**WRITTEN INSTRUCTION**
The listing below should be copied in full, word for word.

**SOURCE MATERIAL**

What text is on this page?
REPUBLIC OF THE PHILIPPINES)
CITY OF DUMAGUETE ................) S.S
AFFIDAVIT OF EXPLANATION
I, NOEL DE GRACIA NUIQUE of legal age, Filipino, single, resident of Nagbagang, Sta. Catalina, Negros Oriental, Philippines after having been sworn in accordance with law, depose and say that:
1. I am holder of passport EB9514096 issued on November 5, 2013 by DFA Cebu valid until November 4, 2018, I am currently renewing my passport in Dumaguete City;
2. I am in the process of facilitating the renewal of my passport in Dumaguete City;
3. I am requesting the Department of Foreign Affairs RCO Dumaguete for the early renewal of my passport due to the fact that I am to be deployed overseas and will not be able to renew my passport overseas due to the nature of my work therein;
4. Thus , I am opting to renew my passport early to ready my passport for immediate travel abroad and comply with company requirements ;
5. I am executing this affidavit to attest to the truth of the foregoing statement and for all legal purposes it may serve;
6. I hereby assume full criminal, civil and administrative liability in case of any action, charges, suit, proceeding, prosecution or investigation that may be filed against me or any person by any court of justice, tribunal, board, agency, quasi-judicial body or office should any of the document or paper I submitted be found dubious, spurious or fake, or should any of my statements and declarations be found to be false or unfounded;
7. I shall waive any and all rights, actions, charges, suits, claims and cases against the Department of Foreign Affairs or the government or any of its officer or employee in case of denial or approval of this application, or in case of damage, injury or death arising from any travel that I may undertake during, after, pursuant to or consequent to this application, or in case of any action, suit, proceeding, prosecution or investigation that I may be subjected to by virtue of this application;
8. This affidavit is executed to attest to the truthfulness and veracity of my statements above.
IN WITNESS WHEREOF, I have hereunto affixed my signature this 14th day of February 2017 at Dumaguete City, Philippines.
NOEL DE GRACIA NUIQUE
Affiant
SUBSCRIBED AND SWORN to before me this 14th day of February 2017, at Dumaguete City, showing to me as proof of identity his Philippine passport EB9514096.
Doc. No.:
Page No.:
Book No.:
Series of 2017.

**REPLY**
What text is on this page?
REPUBLIC OF THE PHILIPPINES)
CITY OF DUMAGUETE ................) S.S
AFFIDAVIT OF EXPLANATION
I, NOEL DE GRACIA NUIQUE of legal age, Filipino, single, resident of Nagbagang, Sta. Catalina, Negros Oriental, Philippines after having been sworn in accordance with law, depose and say that:
1. I am holder of passport EB9514096 issued on November 5, 2013 by DFA Cebu valid until November 4, 2018, I am currently renewing my passport in Dumaguete City;
2. I am in the process of facilitating the renewal of my passport in Dumaguete City;
3. I am requesting the Department of Foreign Affairs RCO Dumaguete for the early renewal of my passport due to the fact that I am to be deployed overseas and will not be able to renew my passport overseas due to the nature of my work therein;
4. Thus , I am opting to renew my passport early to ready my passport for immediate travel abroad and comply with company requirements ;
5. I am executing this affidavit to attest to the truth of the foregoing statement and for all legal purposes it may serve;
6. I hereby assume full criminal, civil and administrative liability in case of any action, charges, suit, proceeding, prosecution or investigation that may be filed against me or any person by any court of justice, tribunal, board, agency, quasi-judicial body or office should any of the document or paper I submitted be found dubious, spurious or fake, or should any of my statements and declarations be found to be false or unfounded;
7. I shall waive any and all rights, actions, charges, suits, claims and cases against the Department of Foreign Affairs or the government or any of its officer or employee in case of denial or approval of this application, or in case of damage, injury or death arising from any travel that I may undertake during, after, pursuant to or consequent to this application, or in case of any action, suit, proceeding, prosecution or investigation that I may be subjected to by virtue of this application;
8. This affidavit is executed to attest to the truthfulness and veracity of my statements above.
IN WITNESS WHEREOF, I have hereunto affixed my signature this 14th day of February 2017 at Dumaguete City, Philippines.
NOEL DE GRACIA NUIQUE
Affiant
SUBSCRIBED AND SWORN to before me this 14th day of February 2017, at Dumaguete City, showing to me as proof of identity his Philippine passport EB9514096.
Doc. No.:
Page No.:
Book No.:
Series of 2017.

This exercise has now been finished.